* **INPUT ROWS**:
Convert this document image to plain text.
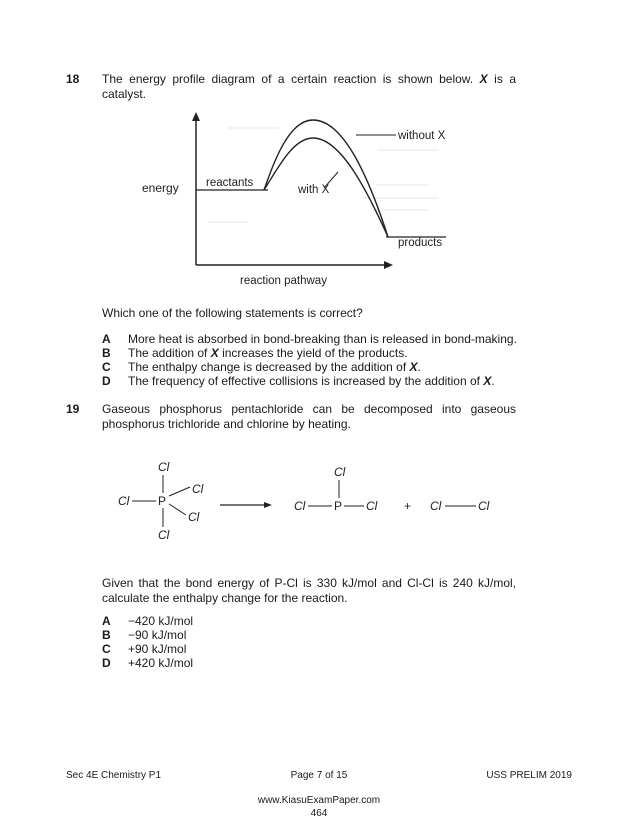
18 The energy profile diagram of a certain reaction is shown below. X is a catalyst.
energy reactants
without X
with X
products
reaction pathway
Which one of the following statements is correct?
A More heat is absorbed in bond-breaking than is released in bond-making.
B The addition of X increases the yield of the products.
C The enthalpy change is decreased by the addition of X.
D The frequency of effective collisions is increased by the addition of X.
19 Gaseous phosphorus pentachloride can be decomposed into gaseous phosphorus trichloride and chlorine by heating.
P
Cl
Cl
Cl
Cl
Cl
P
Cl
Cl	Cl + Cl	Cl
Given that the bond energy of P-Cl is 330 kJ/mol and Cl-Cl is 240 kJ/mol, calculate the enthalpy change for the reaction.
A −420 kJ/mol
B −90 kJ/mol
C +90 kJ/mol
D +420 kJ/mol
Sec 4E Chemistry P1	Page 7 of 15	USS PRELIM 2019
www.KiasuExamPaper.com
464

* **EXERCISE REQUIREMENTS**: Restate the records above in full, word for word. Keep pictures out.

* **SOLUTION TO THIS PROBLEM**:
Convert this document image to plain text.
18 The energy profile diagram of a certain reaction is shown below. X is a catalyst.
energy reactants
without X
with X
products
reaction pathway
Which one of the following statements is correct?
A More heat is absorbed in bond-breaking than is released in bond-making.
B The addition of X increases the yield of the products.
C The enthalpy change is decreased by the addition of X.
D The frequency of effective collisions is increased by the addition of X.
19 Gaseous phosphorus pentachloride can be decomposed into gaseous phosphorus trichloride and chlorine by heating.
P
Cl
Cl
Cl
Cl
Cl
P
Cl
Cl	Cl + Cl	Cl
Given that the bond energy of P-Cl is 330 kJ/mol and Cl-Cl is 240 kJ/mol, calculate the enthalpy change for the reaction.
A −420 kJ/mol
B −90 kJ/mol
C +90 kJ/mol
D +420 kJ/mol
Sec 4E Chemistry P1	Page 7 of 15	USS PRELIM 2019
www.KiasuExamPaper.com
464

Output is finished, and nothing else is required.